::: GIVEN RECORDS

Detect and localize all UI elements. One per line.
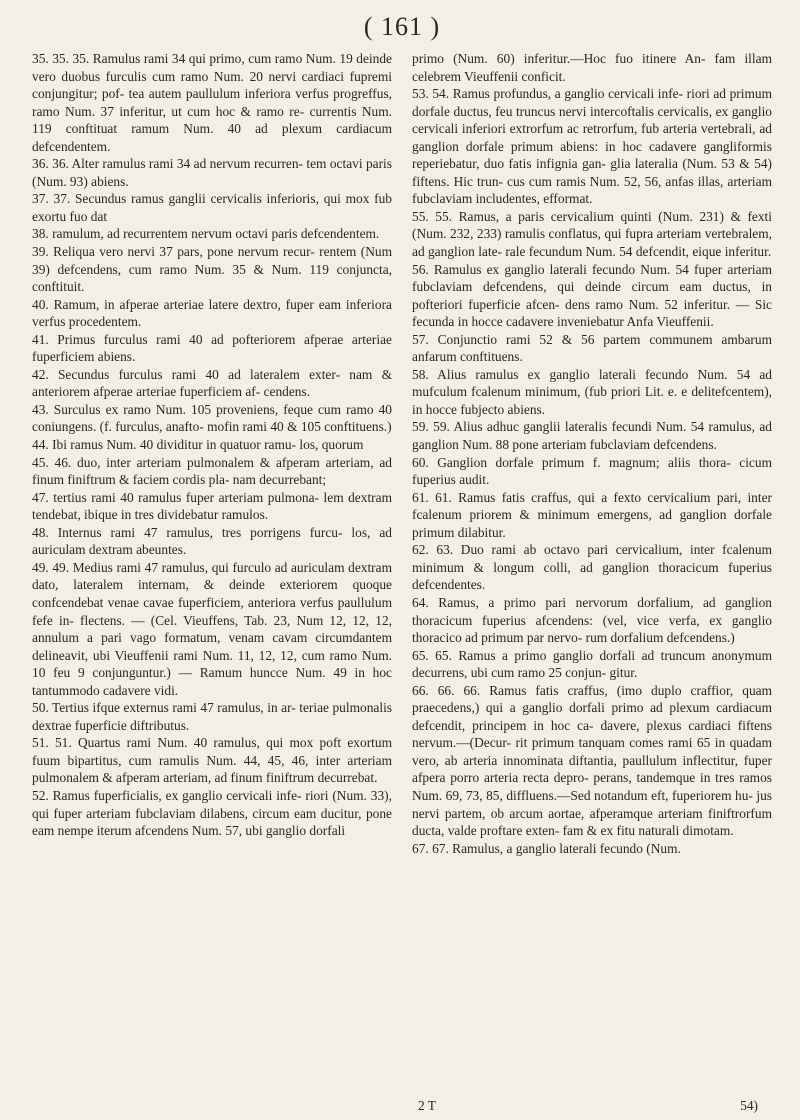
paragraph: 42. Secundus furculus rami 40 ad lateralem exter- nam & anteriorem afperae arteriae fuperficiem af- cendens. — [32, 366, 392, 400]
paragraph: 53. 54. Ramus profundus, a ganglio cervicali infe- riori ad primum dorfale ductus, feu truncus nervi intercoftalis cervicalis, ex ganglio cervicali inferiori extrorfum ac retrorfum, fub arteria vertebrali, ad ganglion dorfale primum abiens: in hoc cadavere gangliformis reperiebatur, duo fatis infignia gan- glia lateralia (Num. 53 & 54) fiftens. Hic trun- cus cum ramis Num. 52, 56, anfas illas, arteriam fubclaviam includentes, efformat. — [412, 86, 772, 207]
paragraph: 43. Surculus ex ramo Num. 105 proveniens, feque cum ramo 40 coniungens. (f. furculus, anafto- mofin rami 40 & 105 conftituens.) — [32, 401, 392, 435]
paragraph: 57. Conjunctio rami 52 & 56 partem communem ambarum anfarum conftituens. — [412, 331, 772, 365]
paragraph: 48. Internus rami 47 ramulus, tres porrigens furcu- los, ad auriculam dextram abeuntes. — [32, 524, 392, 558]
paragraph: 60. Ganglion dorfale primum f. magnum; aliis thora- cicum fuperius audit. — [412, 454, 772, 488]
paragraph: 67. 67. Ramulus, a ganglio laterali fecundo (Num. — [412, 840, 681, 856]
paragraph: 64. Ramus, a primo pari nervorum dorfalium, ad ganglion thoracicum fuperius afcendens: (vel, vice verfa, ex ganglio thoracico ad primum par nervo- rum dorfalium defcendens.) — [412, 594, 772, 646]
paragraph: 56. Ramulus ex ganglio laterali fecundo Num. 54 fuper arteriam fubclaviam defcendens, qui deinde circum eam ductus, in pofteriori fuperficie afcen- dens ramo Num. 52 inferitur. — Sic fecunda in hocce cadavere inveniebatur Anfa Vieuffenii. — [412, 261, 772, 330]
paragraph: 36. 36. Alter ramulus rami 34 ad nervum recurren- tem octavi paris (Num. 93) abiens. — [32, 156, 392, 189]
paragraph: 55. 55. Ramus, a paris cervicalium quinti (Num. 231) & fexti (Num. 232, 233) ramulis conflatus, qui fupra arteriam vertebralem, ad ganglion late- rale fecundum Num. 54 defcendit, eique inferitur. — [412, 208, 772, 260]
paragraph: 50. Tertius ifque externus rami 47 ramulus, in ar- teriae pulmonalis dextrae fuperficie diftributus. — [32, 700, 392, 733]
paragraph: 35. 35. 35. Ramulus rami 34 qui primo, cum ramo Num. 19 deinde vero duobus furculis cum ramo Num. 20 nervi cardiaci fupremi conjungitur; pof- tea autem paullulum inferiora verfus progreffus, ramo Num. 37 inferitur, ut cum hoc & ramo re- currentis Num. 119 conftituat ramum Num. 40 ad plexum cardiacum defcendentem. — [32, 51, 392, 154]
paragraph: 49. 49. Medius rami 47 ramulus, qui furculo ad auriculam dextram dato, lateralem internam, & deinde exteriorem quoque confcendebat venae cavae fuperficiem, anteriora verfus paullulum fefe in- flectens. — (Cel. Vieuffens, Tab. 23, Num 12, 12, 12, annulum a pari vago formatum, venam cavam circumdantem delineavit, ubi Vieuffenii rami Num. 11, 12, 12, cum ramo Num. 10 feu 9 conjunguntur.) — Ramum huncce Num. 49 in hoc tantummodo cadavere vidi. — [32, 559, 392, 698]
paragraph: primo (Num. 60) inferitur.—Hoc fuo itinere An- fam illam celebrem Vieuffenii conficit. — [412, 51, 772, 84]
signature-mark: 2 T — [418, 1098, 436, 1113]
catchword: 54) — [740, 1098, 758, 1113]
paragraph: 45. 46. duo, inter arteriam pulmonalem & afperam arteriam, ad finum finiftrum & faciem cordis pla- nam decurrebant; — [32, 454, 392, 488]
paragraph: 51. 51. Quartus rami Num. 40 ramulus, qui mox poft exortum fuum bipartitus, cum ramulis Num. 44, 45, 46, inter arteriam pulmonalem & afperam arteriam, ad finum finiftrum decurrebat. — [32, 735, 392, 786]
page-number: ( 161 ) — [363, 12, 441, 41]
paragraph: 40. Ramum, in afperae arteriae latere dextro, fuper eam inferiora verfus procedentem. — [32, 296, 392, 330]
paragraph: 41. Primus furculus rami 40 ad pofteriorem afperae arteriae fuperficiem abiens. — [32, 331, 392, 365]
paragraph: 58. Alius ramulus ex ganglio laterali fecundo Num. 54 ad mufculum fcalenum minimum, (fub priori Lit. e. e delitefcentem), in hocce fubjecto abiens. — [412, 366, 772, 417]
text-columns — [32, 50, 772, 857]
paragraph: 52. Ramus fuperficialis, ex ganglio cervicali infe- riori (Num. 33), qui fuper arteriam fubclaviam dilabens, circum eam ducitur, pone eam nempe iterum afcendens Num. 57, ubi ganglio dorfali — [32, 787, 392, 839]
paragraph: 44. Ibi ramus Num. 40 dividitur in quatuor ramu- los, quorum — [32, 437, 364, 453]
paragraph: 37. 37. Secundus ramus ganglii cervicalis inferioris, qui mox fub exortu fuo dat — [32, 191, 392, 224]
paragraph: 66. 66. 66. Ramus fatis craffus, (imo duplo craffior, quam praecedens,) qui a ganglio dorfali primo ad plexum cardiacum defcendit, principem in hoc ca- davere, plexus cardiaci fiftens nervum.—(Decur- rit primum tanquam comes rami 65 in quadam vero, ab arteria innominata diftantia, paullulum inflectitur, fuper afpera porro arteria recta depro- perans, tandemque in tres ramos Num. 69, 73, 85, diffluens.—Sed notandum eft, fuperiorem hu- jus nervi partem, ob arcum aortae, afperamque arteriam finiftrorfum ducta, valde proftare exten- fam & ex fitu naturali dimotam. — [412, 682, 772, 839]
paragraph: 62. 63. Duo rami ab octavo pari cervicalium, inter fcalenum minimum & longum colli, ad ganglion thoracicum fuperius defcendentes. — [412, 542, 772, 593]
right-column — [412, 50, 772, 857]
left-column — [32, 50, 392, 857]
paragraph: 59. 59. Alius adhuc ganglii lateralis fecundi Num. 54 ramulus, ad ganglion Num. 88 pone arteriam fubclaviam defcendens. — [412, 419, 772, 453]
page-footer — [412, 1098, 772, 1114]
paragraph: 47. tertius rami 40 ramulus fuper arteriam pulmona- lem dextram tendebat, ibique in tres dividebatur ramulos. — [32, 489, 392, 523]
paragraph: 65. 65. Ramus a primo ganglio dorfali ad truncum anonymum decurrens, ubi cum ramo 25 conjun- gitur. — [412, 647, 772, 681]
paragraph: 39. Reliqua vero nervi 37 pars, pone nervum recur- rentem (Num 39) defcendens, cum ramo Num. 35 & Num. 119 conjuncta, conftituit. — [32, 244, 392, 295]
paragraph: 38. ramulum, ad recurrentem nervum octavi paris defcendentem. — [32, 226, 380, 242]
page-header — [32, 6, 772, 48]
paragraph: 61. 61. Ramus fatis craffus, qui a fexto cervicalium pari, inter fcalenum priorem & minimum emergens, ad ganglion dorfale primum dilabitur. — [412, 489, 772, 540]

::::::

▶ [WHAT IS NEEDED]:
Lay out the items as a Markdown table with the columns Row and Line. Start at the line that contains "paragraph: 42. Secundus", end at the line that contains "paragraph: 50. Tertius", and omit blank lines.

▶ [FINAL ANSWER]:
| Row | Line |
|---|---|
| 1 | paragraph: 42. Secundus furculus rami 40 ad lateralem exter- nam & anteriorem afperae arteriae fuperficiem af- cendens. — [32, 366, 392, 400] |
| 2 | paragraph: 53. 54. Ramus profundus, a ganglio cervicali infe- riori ad primum dorfale ductus, feu truncus nervi intercoftalis cervicalis, ex ganglio cervicali inferiori extrorfum ac retrorfum, fub arteria vertebrali, ad ganglion dorfale primum abiens: in hoc cadavere gangliformis reperiebatur, duo fatis infignia gan- glia lateralia (Num. 53 & 54) fiftens. Hic trun- cus cum ramis Num. 52, 56, anfas illas, arteriam fubclaviam includentes, efformat. — [412, 86, 772, 207] |
| 3 | paragraph: 43. Surculus ex ramo Num. 105 proveniens, feque cum ramo 40 coniungens. (f. furculus, anafto- mofin rami 40 & 105 conftituens.) — [32, 401, 392, 435] |
| 4 | paragraph: 57. Conjunctio rami 52 & 56 partem communem ambarum anfarum conftituens. — [412, 331, 772, 365] |
| 5 | paragraph: 48. Internus rami 47 ramulus, tres porrigens furcu- los, ad auriculam dextram abeuntes. — [32, 524, 392, 558] |
| 6 | paragraph: 60. Ganglion dorfale primum f. magnum; aliis thora- cicum fuperius audit. — [412, 454, 772, 488] |
| 7 | paragraph: 67. 67. Ramulus, a ganglio laterali fecundo (Num. — [412, 840, 681, 856] |
| 8 | paragraph: 64. Ramus, a primo pari nervorum dorfalium, ad ganglion thoracicum fuperius afcendens: (vel, vice verfa, ex ganglio thoracico ad primum par nervo- rum dorfalium defcendens.) — [412, 594, 772, 646] |
| 9 | paragraph: 56. Ramulus ex ganglio laterali fecundo Num. 54 fuper arteriam fubclaviam defcendens, qui deinde circum eam ductus, in pofteriori fuperficie afcen- dens ramo Num. 52 inferitur. — Sic fecunda in hocce cadavere inveniebatur Anfa Vieuffenii. — [412, 261, 772, 330] |
| 10 | paragraph: 36. 36. Alter ramulus rami 34 ad nervum recurren- tem octavi paris (Num. 93) abiens. — [32, 156, 392, 189] |
| 11 | paragraph: 55. 55. Ramus, a paris cervicalium quinti (Num. 231) & fexti (Num. 232, 233) ramulis conflatus, qui fupra arteriam vertebralem, ad ganglion late- rale fecundum Num. 54 defcendit, eique inferitur. — [412, 208, 772, 260] |
| 12 | paragraph: 50. Tertius ifque externus rami 47 ramulus, in ar- teriae pulmonalis dextrae fuperficie diftributus. — [32, 700, 392, 733] |